**THE RECORDS**:
★ ★ ★ ★ ★ ★ ★
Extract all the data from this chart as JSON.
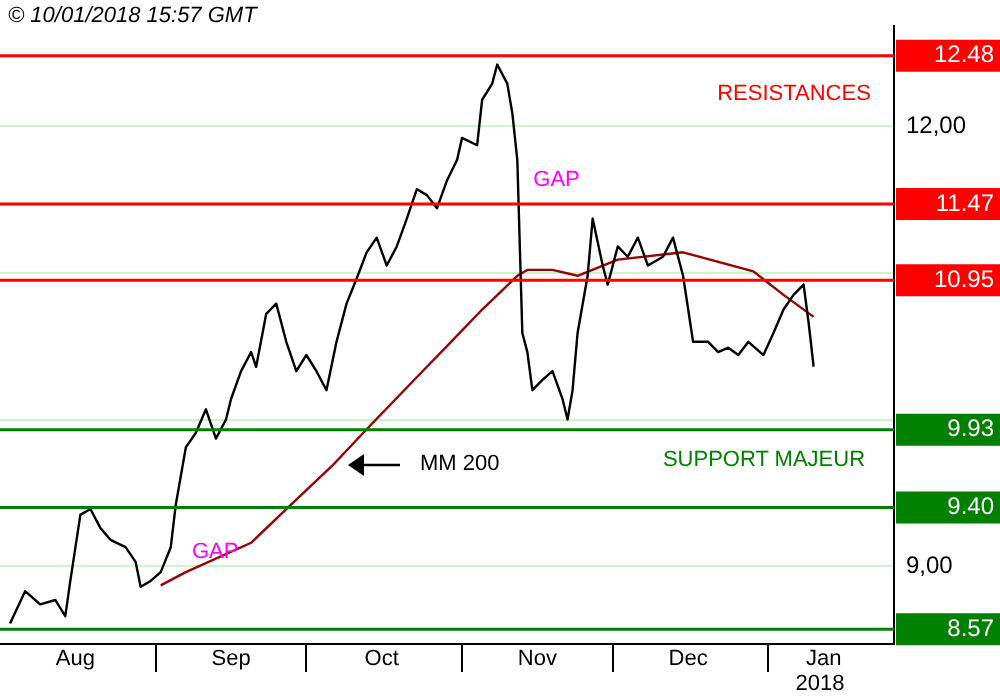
{
  "chart_data": {
    "type": "line",
    "marker": "none",
    "line_style": "solid",
    "grid": "y",
    "legend": false,
    "xlim": [
      "2017-08-01",
      "2018-01-26"
    ],
    "xticks": [
      {
        "value": "2017-08-16",
        "label": "Aug"
      },
      {
        "value": "2017-09-01",
        "label": null
      },
      {
        "value": "2017-09-16",
        "label": "Sep"
      },
      {
        "value": "2017-10-01",
        "label": null
      },
      {
        "value": "2017-10-16",
        "label": "Oct"
      },
      {
        "value": "2017-11-01",
        "label": null
      },
      {
        "value": "2017-11-16",
        "label": "Nov"
      },
      {
        "value": "2017-12-01",
        "label": null
      },
      {
        "value": "2017-12-16",
        "label": "Dec"
      },
      {
        "value": "2018-01-01",
        "label": null
      },
      {
        "value": "2018-01-12",
        "label": "Jan"
      }
    ],
    "ylim": [
      8.47,
      12.68
    ],
    "yticks": [
      {
        "value": 9,
        "label": "9,00"
      },
      {
        "value": 10,
        "label": null
      },
      {
        "value": 11,
        "label": null
      },
      {
        "value": 12,
        "label": "12,00"
      }
    ],
    "series": [
      {
        "color": "#000000",
        "x": [
          "2017-08-03",
          "2017-08-06",
          "2017-08-09",
          "2017-08-12",
          "2017-08-14",
          "2017-08-15",
          "2017-08-17",
          "2017-08-19",
          "2017-08-21",
          "2017-08-23",
          "2017-08-26",
          "2017-08-28",
          "2017-08-29",
          "2017-08-31",
          "2017-09-02",
          "2017-09-04",
          "2017-09-05",
          "2017-09-07",
          "2017-09-09",
          "2017-09-11",
          "2017-09-13",
          "2017-09-15",
          "2017-09-16",
          "2017-09-18",
          "2017-09-20",
          "2017-09-21",
          "2017-09-23",
          "2017-09-25",
          "2017-09-27",
          "2017-09-29",
          "2017-10-01",
          "2017-10-03",
          "2017-10-05",
          "2017-10-07",
          "2017-10-09",
          "2017-10-11",
          "2017-10-13",
          "2017-10-15",
          "2017-10-17",
          "2017-10-19",
          "2017-10-21",
          "2017-10-23",
          "2017-10-25",
          "2017-10-27",
          "2017-10-29",
          "2017-10-31",
          "2017-11-01",
          "2017-11-04",
          "2017-11-05",
          "2017-11-07",
          "2017-11-08",
          "2017-11-10",
          "2017-11-11",
          "2017-11-12",
          "2017-11-13",
          "2017-11-14",
          "2017-11-15",
          "2017-11-17",
          "2017-11-19",
          "2017-11-21",
          "2017-11-22",
          "2017-11-23",
          "2017-11-24",
          "2017-11-26",
          "2017-11-27",
          "2017-11-29",
          "2017-11-30",
          "2017-12-02",
          "2017-12-04",
          "2017-12-06",
          "2017-12-08",
          "2017-12-11",
          "2017-12-13",
          "2017-12-15",
          "2017-12-17",
          "2017-12-20",
          "2017-12-22",
          "2017-12-24",
          "2017-12-26",
          "2017-12-28",
          "2017-12-31",
          "2018-01-02",
          "2018-01-04",
          "2018-01-06",
          "2018-01-08",
          "2018-01-09",
          "2018-01-10"
        ],
        "values": [
          8.61,
          8.83,
          8.74,
          8.77,
          8.66,
          8.9,
          9.35,
          9.39,
          9.26,
          9.18,
          9.13,
          9.03,
          8.86,
          8.9,
          8.96,
          9.13,
          9.42,
          9.81,
          9.91,
          10.07,
          9.87,
          10.0,
          10.14,
          10.33,
          10.46,
          10.36,
          10.72,
          10.79,
          10.53,
          10.33,
          10.44,
          10.33,
          10.2,
          10.53,
          10.79,
          10.96,
          11.14,
          11.24,
          11.05,
          11.18,
          11.37,
          11.57,
          11.53,
          11.44,
          11.63,
          11.77,
          11.92,
          11.87,
          12.18,
          12.29,
          12.42,
          12.29,
          12.09,
          11.77,
          10.59,
          10.46,
          10.2,
          10.27,
          10.33,
          10.14,
          10.0,
          10.2,
          10.59,
          10.98,
          11.37,
          11.05,
          10.92,
          11.18,
          11.11,
          11.24,
          11.05,
          11.11,
          11.24,
          10.98,
          10.53,
          10.53,
          10.46,
          10.49,
          10.44,
          10.53,
          10.44,
          10.59,
          10.75,
          10.85,
          10.92,
          10.66,
          10.36
        ]
      },
      {
        "color": "#990000",
        "x": [
          "2017-09-02",
          "2017-09-07",
          "2017-09-20",
          "2017-09-27",
          "2017-10-06",
          "2017-10-14",
          "2017-10-25",
          "2017-10-29",
          "2017-11-05",
          "2017-11-12",
          "2017-11-14",
          "2017-11-19",
          "2017-11-24",
          "2017-12-02",
          "2017-12-15",
          "2017-12-29",
          "2018-01-04",
          "2018-01-10"
        ],
        "values": [
          8.87,
          8.96,
          9.16,
          9.39,
          9.68,
          9.97,
          10.36,
          10.5,
          10.75,
          10.98,
          11.02,
          11.02,
          10.98,
          11.09,
          11.14,
          11.01,
          10.85,
          10.7
        ]
      }
    ],
    "ref_lines": [
      {
        "axis": "y",
        "value": 12.48,
        "label": "12.48",
        "color": "#ff0000"
      },
      {
        "axis": "y",
        "value": 11.47,
        "label": "11.47",
        "color": "#ff0000"
      },
      {
        "axis": "y",
        "value": 10.95,
        "label": "10.95",
        "color": "#ff0000"
      },
      {
        "axis": "y",
        "value": 9.93,
        "label": "9.93",
        "color": "#008000"
      },
      {
        "axis": "y",
        "value": 9.4,
        "label": "9.40",
        "color": "#008000"
      },
      {
        "axis": "y",
        "value": 8.57,
        "label": "8.57",
        "color": "#008000"
      }
    ],
    "annotations": [
      "© 10/01/2018 15:57 GMT",
      "RESISTANCES",
      {
        "text": "GAP",
        "x": "2017-11-12",
        "y": 11.77
      },
      "GAP",
      "SUPPORT MAJEUR",
      "MM 200",
      "2018"
    ]
  }
}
★ ★ ★ ★ ★ ★ ★
Exclude all images and restate the records above word for word.

Extract all the data from this chart as JSON.
{
  "chart_data": {
    "type": "line",
    "marker": "none",
    "line_style": "solid",
    "grid": "y",
    "legend": false,
    "xlim": [
      "2017-08-01",
      "2018-01-26"
    ],
    "xticks": [
      {
        "value": "2017-08-16",
        "label": "Aug"
      },
      {
        "value": "2017-09-01",
        "label": null
      },
      {
        "value": "2017-09-16",
        "label": "Sep"
      },
      {
        "value": "2017-10-01",
        "label": null
      },
      {
        "value": "2017-10-16",
        "label": "Oct"
      },
      {
        "value": "2017-11-01",
        "label": null
      },
      {
        "value": "2017-11-16",
        "label": "Nov"
      },
      {
        "value": "2017-12-01",
        "label": null
      },
      {
        "value": "2017-12-16",
        "label": "Dec"
      },
      {
        "value": "2018-01-01",
        "label": null
      },
      {
        "value": "2018-01-12",
        "label": "Jan"
      }
    ],
    "ylim": [
      8.47,
      12.68
    ],
    "yticks": [
      {
        "value": 9,
        "label": "9,00"
      },
      {
        "value": 10,
        "label": null
      },
      {
        "value": 11,
        "label": null
      },
      {
        "value": 12,
        "label": "12,00"
      }
    ],
    "series": [
      {
        "color": "#000000",
        "x": [
          "2017-08-03",
          "2017-08-06",
          "2017-08-09",
          "2017-08-12",
          "2017-08-14",
          "2017-08-15",
          "2017-08-17",
          "2017-08-19",
          "2017-08-21",
          "2017-08-23",
          "2017-08-26",
          "2017-08-28",
          "2017-08-29",
          "2017-08-31",
          "2017-09-02",
          "2017-09-04",
          "2017-09-05",
          "2017-09-07",
          "2017-09-09",
          "2017-09-11",
          "2017-09-13",
          "2017-09-15",
          "2017-09-16",
          "2017-09-18",
          "2017-09-20",
          "2017-09-21",
          "2017-09-23",
          "2017-09-25",
          "2017-09-27",
          "2017-09-29",
          "2017-10-01",
          "2017-10-03",
          "2017-10-05",
          "2017-10-07",
          "2017-10-09",
          "2017-10-11",
          "2017-10-13",
          "2017-10-15",
          "2017-10-17",
          "2017-10-19",
          "2017-10-21",
          "2017-10-23",
          "2017-10-25",
          "2017-10-27",
          "2017-10-29",
          "2017-10-31",
          "2017-11-01",
          "2017-11-04",
          "2017-11-05",
          "2017-11-07",
          "2017-11-08",
          "2017-11-10",
          "2017-11-11",
          "2017-11-12",
          "2017-11-13",
          "2017-11-14",
          "2017-11-15",
          "2017-11-17",
          "2017-11-19",
          "2017-11-21",
          "2017-11-22",
          "2017-11-23",
          "2017-11-24",
          "2017-11-26",
          "2017-11-27",
          "2017-11-29",
          "2017-11-30",
          "2017-12-02",
          "2017-12-04",
          "2017-12-06",
          "2017-12-08",
          "2017-12-11",
          "2017-12-13",
          "2017-12-15",
          "2017-12-17",
          "2017-12-20",
          "2017-12-22",
          "2017-12-24",
          "2017-12-26",
          "2017-12-28",
          "2017-12-31",
          "2018-01-02",
          "2018-01-04",
          "2018-01-06",
          "2018-01-08",
          "2018-01-09",
          "2018-01-10"
        ],
        "values": [
          8.61,
          8.83,
          8.74,
          8.77,
          8.66,
          8.9,
          9.35,
          9.39,
          9.26,
          9.18,
          9.13,
          9.03,
          8.86,
          8.9,
          8.96,
          9.13,
          9.42,
          9.81,
          9.91,
          10.07,
          9.87,
          10.0,
          10.14,
          10.33,
          10.46,
          10.36,
          10.72,
          10.79,
          10.53,
          10.33,
          10.44,
          10.33,
          10.2,
          10.53,
          10.79,
          10.96,
          11.14,
          11.24,
          11.05,
          11.18,
          11.37,
          11.57,
          11.53,
          11.44,
          11.63,
          11.77,
          11.92,
          11.87,
          12.18,
          12.29,
          12.42,
          12.29,
          12.09,
          11.77,
          10.59,
          10.46,
          10.2,
          10.27,
          10.33,
          10.14,
          10.0,
          10.2,
          10.59,
          10.98,
          11.37,
          11.05,
          10.92,
          11.18,
          11.11,
          11.24,
          11.05,
          11.11,
          11.24,
          10.98,
          10.53,
          10.53,
          10.46,
          10.49,
          10.44,
          10.53,
          10.44,
          10.59,
          10.75,
          10.85,
          10.92,
          10.66,
          10.36
        ]
      },
      {
        "color": "#990000",
        "x": [
          "2017-09-02",
          "2017-09-07",
          "2017-09-20",
          "2017-09-27",
          "2017-10-06",
          "2017-10-14",
          "2017-10-25",
          "2017-10-29",
          "2017-11-05",
          "2017-11-12",
          "2017-11-14",
          "2017-11-19",
          "2017-11-24",
          "2017-12-02",
          "2017-12-15",
          "2017-12-29",
          "2018-01-04",
          "2018-01-10"
        ],
        "values": [
          8.87,
          8.96,
          9.16,
          9.39,
          9.68,
          9.97,
          10.36,
          10.5,
          10.75,
          10.98,
          11.02,
          11.02,
          10.98,
          11.09,
          11.14,
          11.01,
          10.85,
          10.7
        ]
      }
    ],
    "ref_lines": [
      {
        "axis": "y",
        "value": 12.48,
        "label": "12.48",
        "color": "#ff0000"
      },
      {
        "axis": "y",
        "value": 11.47,
        "label": "11.47",
        "color": "#ff0000"
      },
      {
        "axis": "y",
        "value": 10.95,
        "label": "10.95",
        "color": "#ff0000"
      },
      {
        "axis": "y",
        "value": 9.93,
        "label": "9.93",
        "color": "#008000"
      },
      {
        "axis": "y",
        "value": 9.4,
        "label": "9.40",
        "color": "#008000"
      },
      {
        "axis": "y",
        "value": 8.57,
        "label": "8.57",
        "color": "#008000"
      }
    ],
    "annotations": [
      "© 10/01/2018 15:57 GMT",
      "RESISTANCES",
      {
        "text": "GAP",
        "x": "2017-11-12",
        "y": 11.77
      },
      "GAP",
      "SUPPORT MAJEUR",
      "MM 200",
      "2018"
    ]
  }
}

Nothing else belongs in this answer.